### Task goal
Quote each line of the material verbatim, without the pictures.

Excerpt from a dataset
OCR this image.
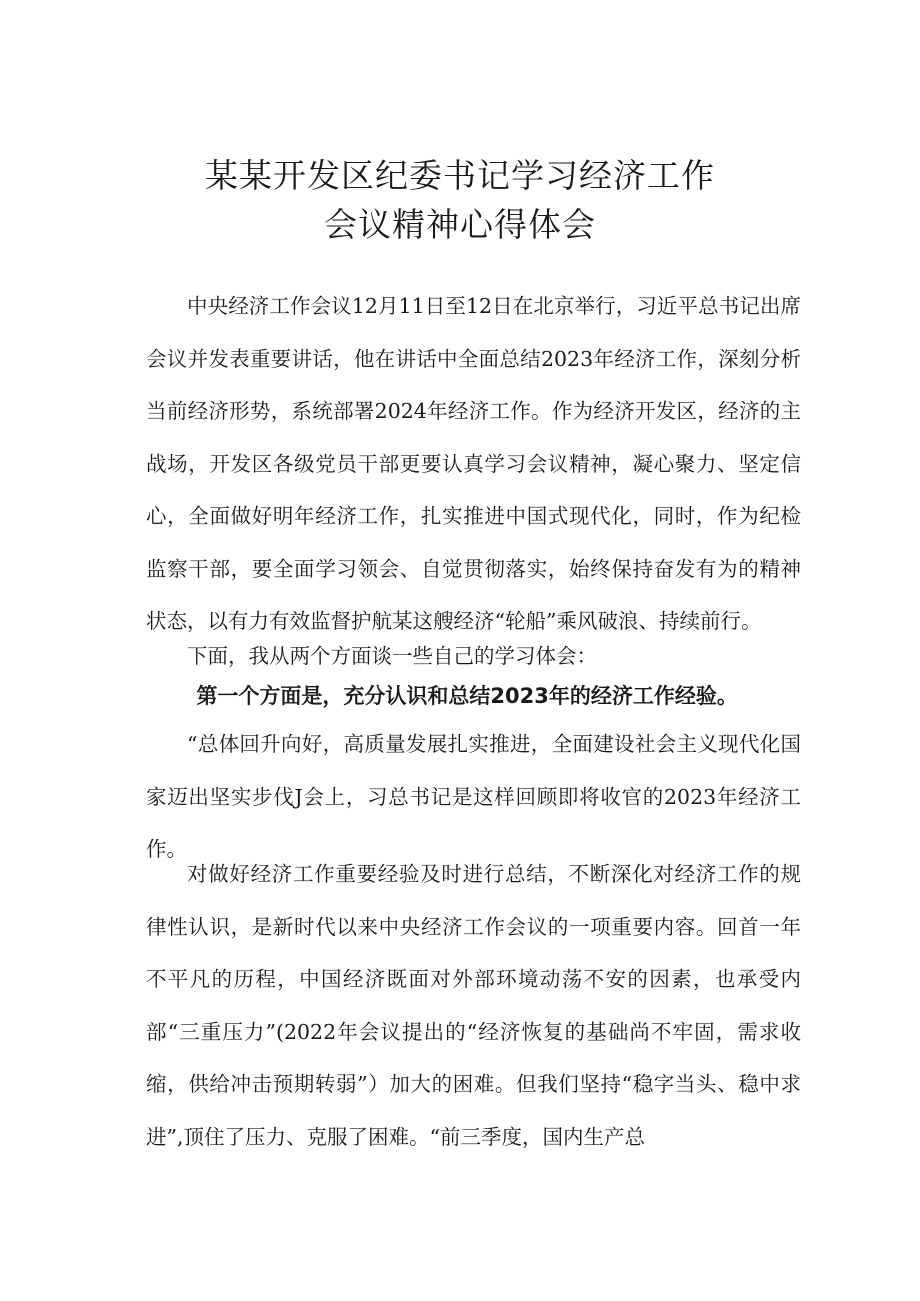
某某开发区纪委书记学习经济工作
会议精神心得体会

中央经济工作会议12月11日至12日在北京举行，习近平总书记出席会议并发表重要讲话，他在讲话中全面总结2023年经济工作，深刻分析当前经济形势，系统部署2024年经济工作。作为经济开发区，经济的主战场，开发区各级党员干部更要认真学习会议精神，凝心聚力、坚定信心，全面做好明年经济工作，扎实推进中国式现代化，同时，作为纪检监察干部，要全面学习领会、自觉贯彻落实，始终保持奋发有为的精神状态，以有力有效监督护航某这艘经济“轮船”乘风破浪、持续前行。

下面，我从两个方面谈一些自己的学习体会：

第一个方面是，充分认识和总结2023年的经济工作经验。

“总体回升向好，高质量发展扎实推进，全面建设社会主义现代化国家迈出坚实步伐J会上，习总书记是这样回顾即将收官的2023年经济工作。

对做好经济工作重要经验及时进行总结，不断深化对经济工作的规律性认识，是新时代以来中央经济工作会议的一项重要内容。回首一年不平凡的历程，中国经济既面对外部环境动荡不安的因素，也承受内部“三重压力”(2022年会议提出的“经济恢复的基础尚不牢固，需求收缩，供给冲击预期转弱”）加大的困难。但我们坚持“稳字当头、稳中求进”,顶住了压力、克服了困难。“前三季度，国内生产总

### Response
OCR this image.
某某开发区纪委书记学习经济工作
会议精神心得体会

中央经济工作会议12月11日至12日在北京举行，习近平总书记出席会议并发表重要讲话，他在讲话中全面总结2023年经济工作，深刻分析当前经济形势，系统部署2024年经济工作。作为经济开发区，经济的主战场，开发区各级党员干部更要认真学习会议精神，凝心聚力、坚定信心，全面做好明年经济工作，扎实推进中国式现代化，同时，作为纪检监察干部，要全面学习领会、自觉贯彻落实，始终保持奋发有为的精神状态，以有力有效监督护航某这艘经济“轮船”乘风破浪、持续前行。

下面，我从两个方面谈一些自己的学习体会：

第一个方面是，充分认识和总结2023年的经济工作经验。

“总体回升向好，高质量发展扎实推进，全面建设社会主义现代化国家迈出坚实步伐J会上，习总书记是这样回顾即将收官的2023年经济工作。

对做好经济工作重要经验及时进行总结，不断深化对经济工作的规律性认识，是新时代以来中央经济工作会议的一项重要内容。回首一年不平凡的历程，中国经济既面对外部环境动荡不安的因素，也承受内部“三重压力”(2022年会议提出的“经济恢复的基础尚不牢固，需求收缩，供给冲击预期转弱”）加大的困难。但我们坚持“稳字当头、稳中求进”,顶住了压力、克服了困难。“前三季度，国内生产总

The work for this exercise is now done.